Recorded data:
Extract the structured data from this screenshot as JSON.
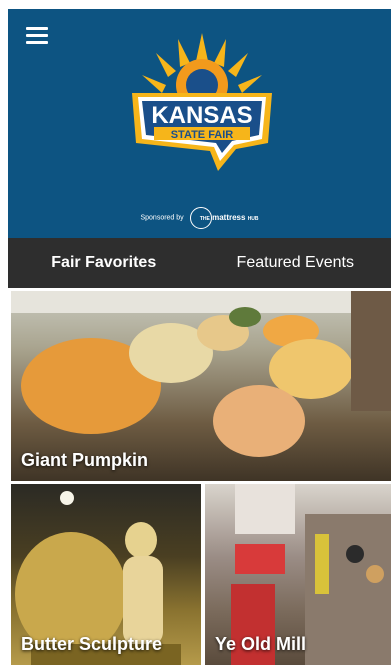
{
  "header": {
    "menu_icon": "hamburger-menu-icon",
    "logo": {
      "line1": "KANSAS",
      "line2": "STATE FAIR"
    },
    "sponsor": {
      "prefix": "Sponsored by",
      "brand_small": "THE",
      "brand_name": "mattress",
      "brand_sub": "HUB"
    }
  },
  "tabs": [
    {
      "label": "Fair Favorites",
      "active": true
    },
    {
      "label": "Featured Events",
      "active": false
    }
  ],
  "tiles": [
    {
      "title": "Giant Pumpkin"
    },
    {
      "title": "Butter Sculpture"
    },
    {
      "title": "Ye Old Mill"
    }
  ],
  "colors": {
    "header_bg": "#0d5482",
    "tab_bar_bg": "#2e2e2e",
    "logo_gold": "#f6b51a",
    "logo_blue": "#1a4f8a"
  }
}
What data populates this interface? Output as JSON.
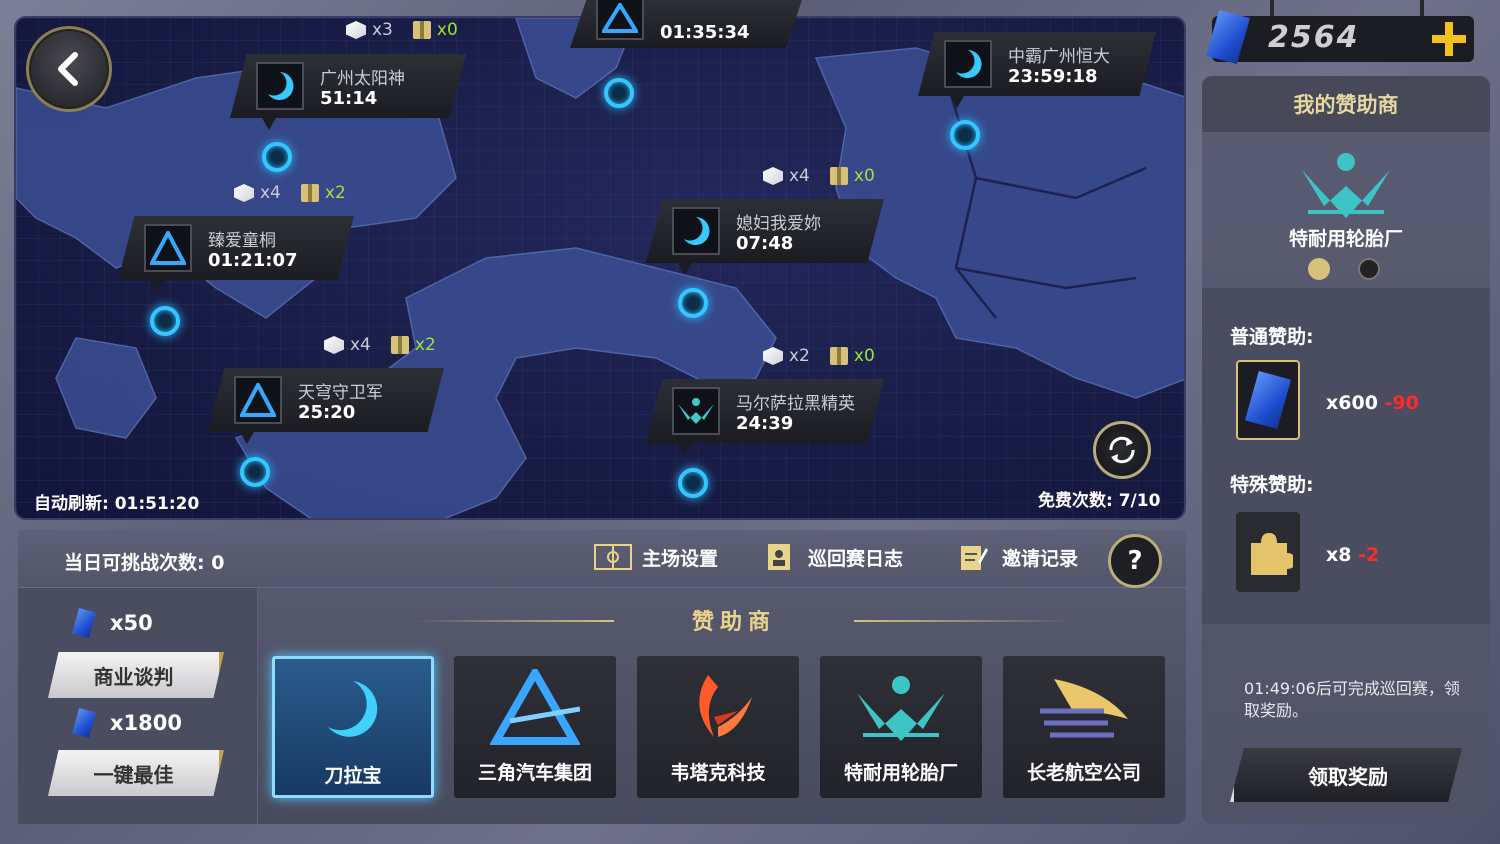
{
  "map": {
    "auto_refresh_label": "自动刷新: 01:51:20",
    "free_count_label": "免费次数: 7/10",
    "cards": [
      {
        "name": "广州太阳神",
        "time": "51:14",
        "logo": "crescent"
      },
      {
        "name": "",
        "time": "01:35:34",
        "logo": "triangle"
      },
      {
        "name": "中霸广州恒大",
        "time": "23:59:18",
        "logo": "crescent"
      },
      {
        "name": "臻爱童桐",
        "time": "01:21:07",
        "logo": "triangle"
      },
      {
        "name": "媳妇我爱妳",
        "time": "07:48",
        "logo": "crescent"
      },
      {
        "name": "天穹守卫军",
        "time": "25:20",
        "logo": "triangle"
      },
      {
        "name": "马尔萨拉黑精英",
        "time": "24:39",
        "logo": "wings"
      }
    ],
    "rewards": [
      {
        "box": "x3",
        "gift": "x0"
      },
      {
        "box": "x4",
        "gift": "x2"
      },
      {
        "box": "x4",
        "gift": "x0"
      },
      {
        "box": "x4",
        "gift": "x2"
      },
      {
        "box": "x2",
        "gift": "x0"
      }
    ]
  },
  "toolbar": {
    "daily_label": "当日可挑战次数: 0",
    "home_settings": "主场设置",
    "tour_log": "巡回赛日志",
    "invite_record": "邀请记录",
    "help": "?"
  },
  "left": {
    "cost1": "x50",
    "negotiate": "商业谈判",
    "cost2": "x1800",
    "best": "一键最佳"
  },
  "sponsors": {
    "title": "赞助商",
    "items": [
      {
        "label": "刀拉宝",
        "logo": "crescent",
        "selected": true
      },
      {
        "label": "三角汽车集团",
        "logo": "triangle",
        "selected": false
      },
      {
        "label": "韦塔克科技",
        "logo": "phoenix",
        "selected": false
      },
      {
        "label": "特耐用轮胎厂",
        "logo": "wings",
        "selected": false
      },
      {
        "label": "长老航空公司",
        "logo": "eagle",
        "selected": false
      }
    ]
  },
  "currency": {
    "amount": "2564",
    "icon": "blue-gem-icon"
  },
  "my_sponsor": {
    "title": "我的赞助商",
    "name": "特耐用轮胎厂",
    "normal_label": "普通赞助:",
    "normal_qty": "x600",
    "normal_delta": "-90",
    "special_label": "特殊赞助:",
    "special_qty": "x8",
    "special_delta": "-2",
    "info": "01:49:06后可完成巡回赛，领取奖励。",
    "claim": "领取奖励"
  },
  "colors": {
    "accent": "#36c6ff",
    "gold": "#c7a14a",
    "delta": "#ff2a2a",
    "reward_green": "#9be23c"
  }
}
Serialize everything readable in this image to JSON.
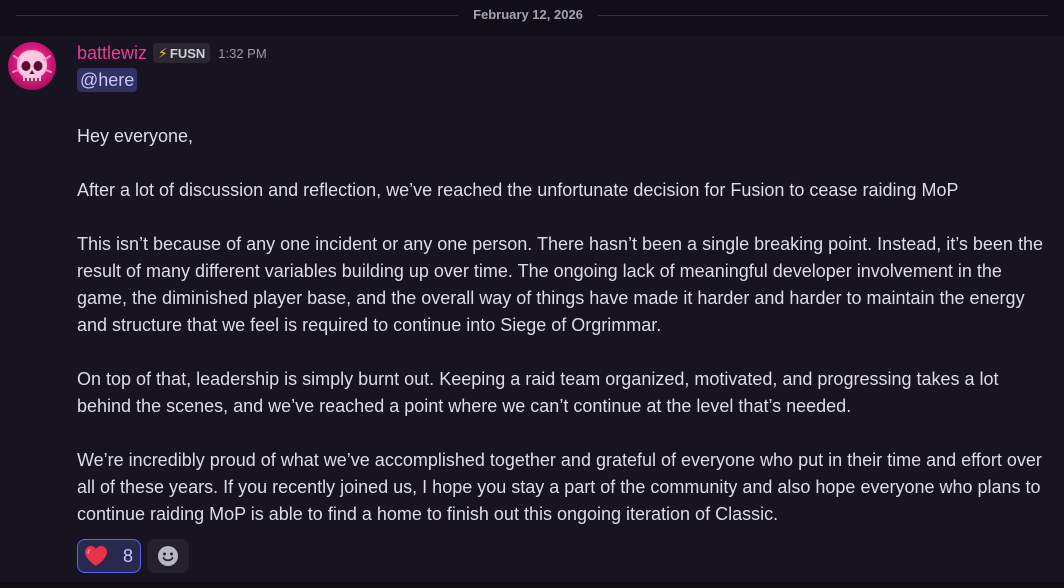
{
  "divider": {
    "date": "February 12, 2026"
  },
  "message": {
    "author": "battlewiz",
    "author_color": "#e83e96",
    "tag": {
      "icon": "lightning-bolt-icon",
      "label": "FUSN"
    },
    "timestamp": "1:32 PM",
    "mention": "@here",
    "paragraphs": [
      "Hey everyone,",
      "After a lot of discussion and reflection, we’ve reached the unfortunate decision for Fusion to cease raiding MoP",
      "This isn’t because of any one incident or any one person. There hasn’t been a single breaking point. Instead, it’s been the result of many different variables building up over time. The ongoing lack of meaningful developer involvement in the game, the diminished player base, and the overall way of things have made it harder and harder to maintain the energy and structure that we feel is required to continue into Siege of Orgrimmar.",
      "On top of that, leadership is simply burnt out. Keeping a raid team organized, motivated, and progressing takes a lot behind the scenes, and we’ve reached a point where we can’t continue at the level that’s needed.",
      "We’re incredibly proud of what we’ve accomplished together and grateful of everyone who put in their time and effort over all of these years. If you recently joined us, I hope you stay a part of the community and also hope everyone who plans to continue raiding MoP is able to find a home to finish out this ongoing iteration of Classic."
    ],
    "reactions": [
      {
        "icon": "heart-icon",
        "count": "8"
      }
    ],
    "add_reaction_icon": "add-reaction-icon"
  },
  "colors": {
    "background": "#110e17",
    "message_background": "#171320",
    "mention_bg": "#303262",
    "reaction_border": "#5865f2"
  }
}
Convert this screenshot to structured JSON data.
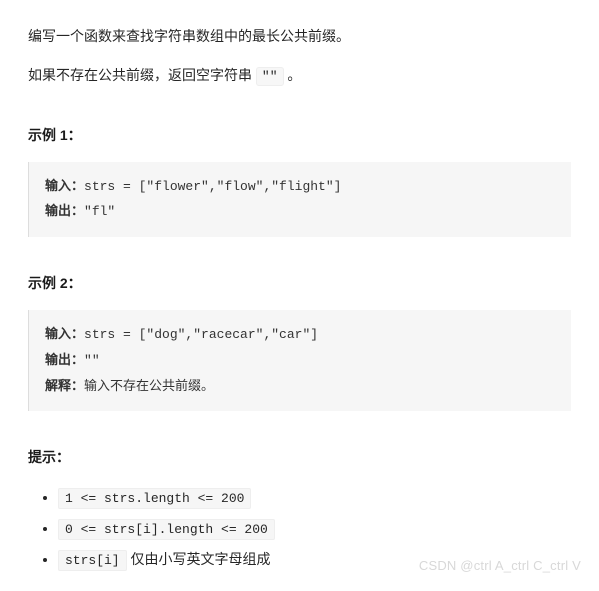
{
  "description": {
    "p1": "编写一个函数来查找字符串数组中的最长公共前缀。",
    "p2_prefix": "如果不存在公共前缀，返回空字符串 ",
    "p2_code": "\"\"",
    "p2_suffix": " 。"
  },
  "examples": {
    "ex1": {
      "title": "示例 1：",
      "input_label": "输入：",
      "input_code": "strs = [\"flower\",\"flow\",\"flight\"]",
      "output_label": "输出：",
      "output_code": "\"fl\""
    },
    "ex2": {
      "title": "示例 2：",
      "input_label": "输入：",
      "input_code": "strs = [\"dog\",\"racecar\",\"car\"]",
      "output_label": "输出：",
      "output_code": "\"\"",
      "explain_label": "解释：",
      "explain_text": "输入不存在公共前缀。"
    }
  },
  "hints": {
    "title": "提示：",
    "items": [
      "1 <= strs.length <= 200",
      "0 <= strs[i].length <= 200"
    ],
    "item3_code": "strs[i]",
    "item3_text": " 仅由小写英文字母组成"
  },
  "watermark": "CSDN @ctrl A_ctrl C_ctrl V"
}
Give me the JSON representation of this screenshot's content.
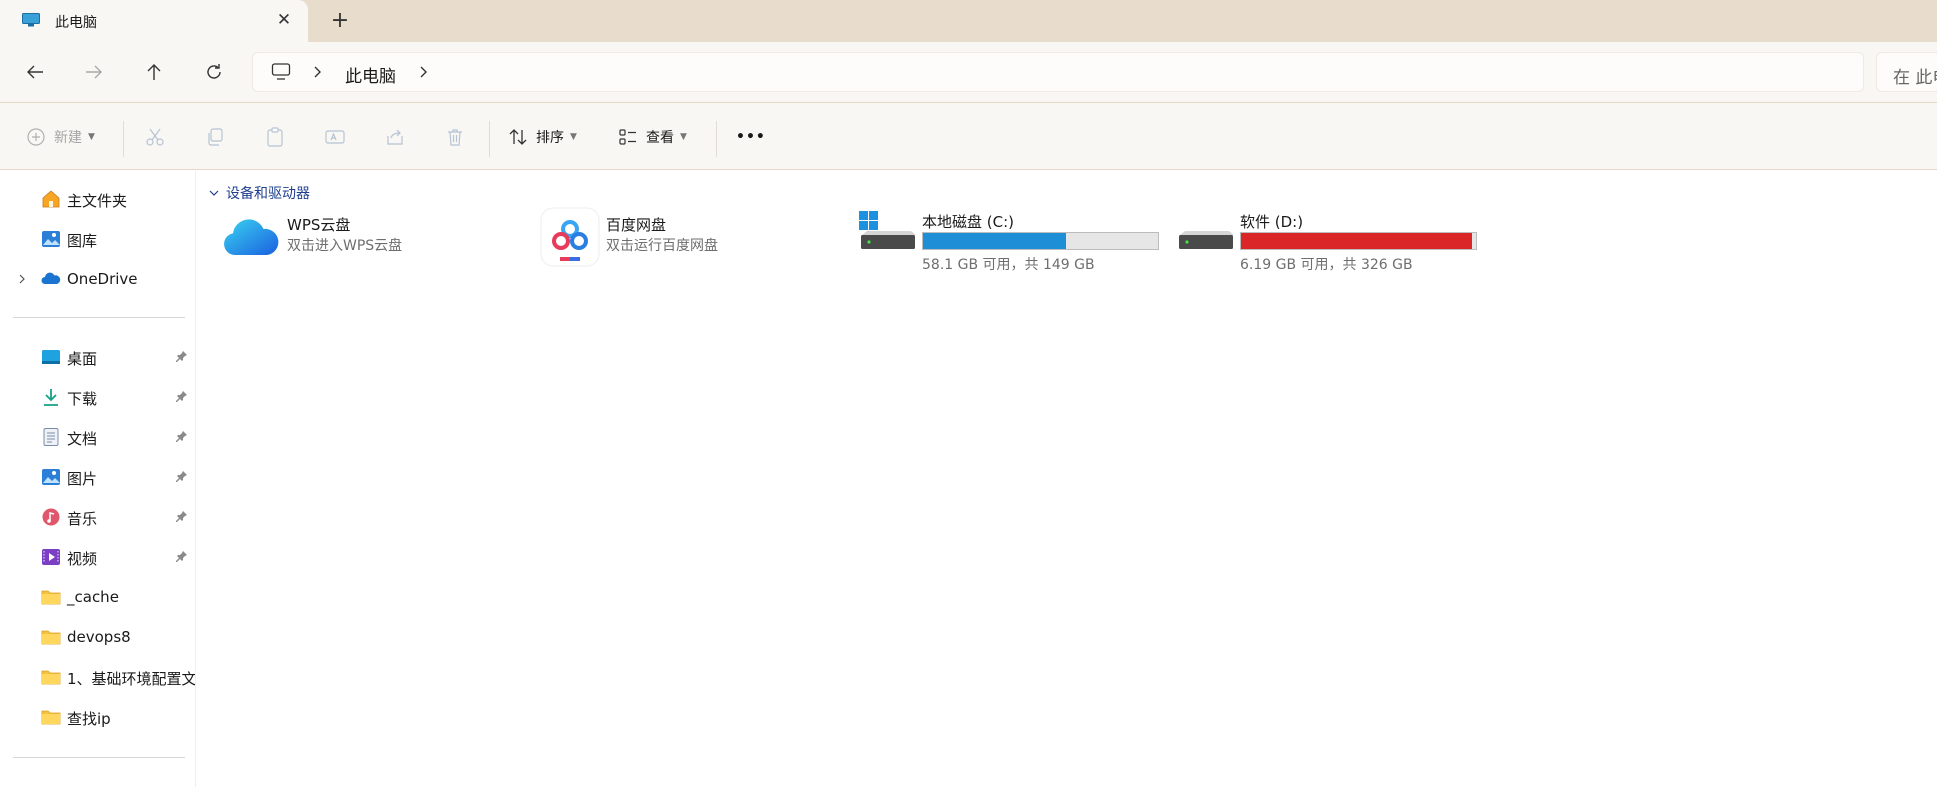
{
  "window": {
    "tab_title": "此电脑",
    "close_glyph": "✕",
    "new_tab_glyph": "+"
  },
  "nav": {
    "breadcrumb": [
      "此电脑"
    ],
    "search_placeholder": "在 此电脑 中搜索"
  },
  "toolbar": {
    "new_label": "新建",
    "sort_label": "排序",
    "view_label": "查看",
    "more_label": "•••"
  },
  "sidebar": {
    "top_items": [
      {
        "label": "主文件夹",
        "icon": "home-icon"
      },
      {
        "label": "图库",
        "icon": "gallery-icon"
      },
      {
        "label": "OneDrive",
        "icon": "onedrive-cloud-icon"
      }
    ],
    "quick_access": [
      {
        "label": "桌面",
        "icon": "desktop-icon",
        "pinned": true
      },
      {
        "label": "下载",
        "icon": "download-icon",
        "pinned": true
      },
      {
        "label": "文档",
        "icon": "document-icon",
        "pinned": true
      },
      {
        "label": "图片",
        "icon": "pictures-icon",
        "pinned": true
      },
      {
        "label": "音乐",
        "icon": "music-icon",
        "pinned": true
      },
      {
        "label": "视频",
        "icon": "video-icon",
        "pinned": true
      },
      {
        "label": "_cache",
        "icon": "folder-icon",
        "pinned": false
      },
      {
        "label": "devops8",
        "icon": "folder-icon",
        "pinned": false
      },
      {
        "label": "1、基础环境配置文",
        "icon": "folder-icon",
        "pinned": false
      },
      {
        "label": "查找ip",
        "icon": "folder-icon",
        "pinned": false
      }
    ]
  },
  "content": {
    "group_title": "设备和驱动器",
    "items": [
      {
        "name": "WPS云盘",
        "subtitle": "双击进入WPS云盘",
        "icon": "wps-cloud-icon"
      },
      {
        "name": "百度网盘",
        "subtitle": "双击运行百度网盘",
        "icon": "baidu-netdisk-icon"
      },
      {
        "name": "本地磁盘 (C:)",
        "subtitle": "58.1 GB 可用，共 149 GB",
        "icon": "windows-drive-icon",
        "used_fraction": 0.61,
        "bar_color": "#1e8fd6"
      },
      {
        "name": "软件 (D:)",
        "subtitle": "6.19 GB 可用，共 326 GB",
        "icon": "drive-icon",
        "used_fraction": 0.981,
        "bar_color": "#da2626"
      }
    ]
  },
  "colors": {
    "tab_strip": "#e8dccd",
    "accent_blue": "#1e8fd6",
    "warning_red": "#da2626",
    "group_header": "#1f3f8f"
  }
}
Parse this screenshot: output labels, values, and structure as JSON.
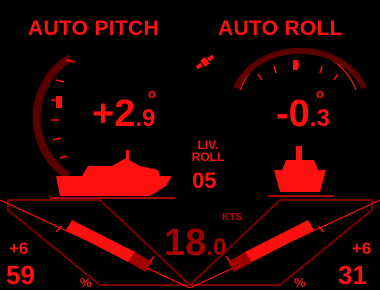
{
  "pitch": {
    "title": "AUTO PITCH",
    "int": "+2",
    "dec": ".9",
    "unit": "o"
  },
  "roll": {
    "title": "AUTO ROLL",
    "int": "-0",
    "dec": ".3",
    "unit": "o"
  },
  "liv_roll": {
    "label_line1": "LIV.",
    "label_line2": "ROLL",
    "value": "05"
  },
  "speed": {
    "unit": "KTS",
    "int": "18",
    "dec": ".0"
  },
  "left_trim": {
    "offset": "+6",
    "value": "59",
    "unit": "%"
  },
  "right_trim": {
    "offset": "+6",
    "value": "31",
    "unit": "%"
  },
  "icons": {
    "satellite": "satellite-icon",
    "boat_side": "boat-side-icon",
    "boat_rear": "boat-rear-icon"
  },
  "colors": {
    "accent": "#ff1010",
    "dim": "#7a0000",
    "background": "#000000"
  }
}
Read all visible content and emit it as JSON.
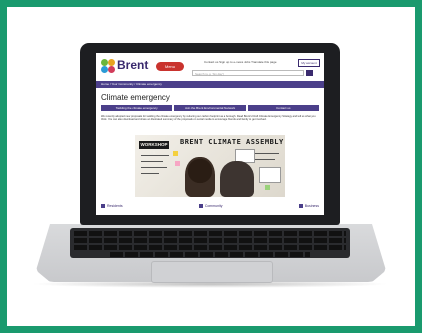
{
  "site": {
    "brand": "Brent",
    "menu_label": "Menu",
    "top_links": "Contact us   Sign up to e-news   Jobs   Translate this page",
    "account_label": "My account",
    "search_placeholder": "Search (e.g. 'bin day')"
  },
  "breadcrumb": "Home / Your Community / Climate emergency",
  "page": {
    "title": "Climate emergency",
    "tabs": [
      "Tackling the climate emergency",
      "Join the Brent Environmental Network",
      "Contact us"
    ],
    "intro": "We recently adopted new proposals for tackling the climate emergency by reducing our carbon footprint as a borough. Read Brent's Draft Climate Emergency Strategy and tell us what you think. You can also download and share an illustrated summary of the proposals on social media to encourage friends and family to get involved."
  },
  "photo": {
    "banner_text": "BRENT CLIMATE ASSEMBLY",
    "workshop_text": "WORKSHOP 1"
  },
  "footer_links": [
    "Residents",
    "Community",
    "Business"
  ],
  "colors": {
    "frame": "#1a9a6e",
    "primary": "#4b3f8a",
    "accent": "#c9332e"
  }
}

Short exercise: Extract every line containing the string "that" from the data above.

Answer to the problem:
      "This isn’t because of any one incident or any one person. There hasn’t been a single breaking point. Instead, it’s been the result of many different variables building up over time. The ongoing lack of meaningful developer involvement in the game, the diminished player base, and the overall way of things have made it harder and harder to maintain the energy and structure that we feel is required to continue into Siege of Orgrimmar.",
      "On top of that, leadership is simply burnt out. Keeping a raid team organized, motivated, and progressing takes a lot behind the scenes, and we’ve reached a point where we can’t continue at the level that’s needed.",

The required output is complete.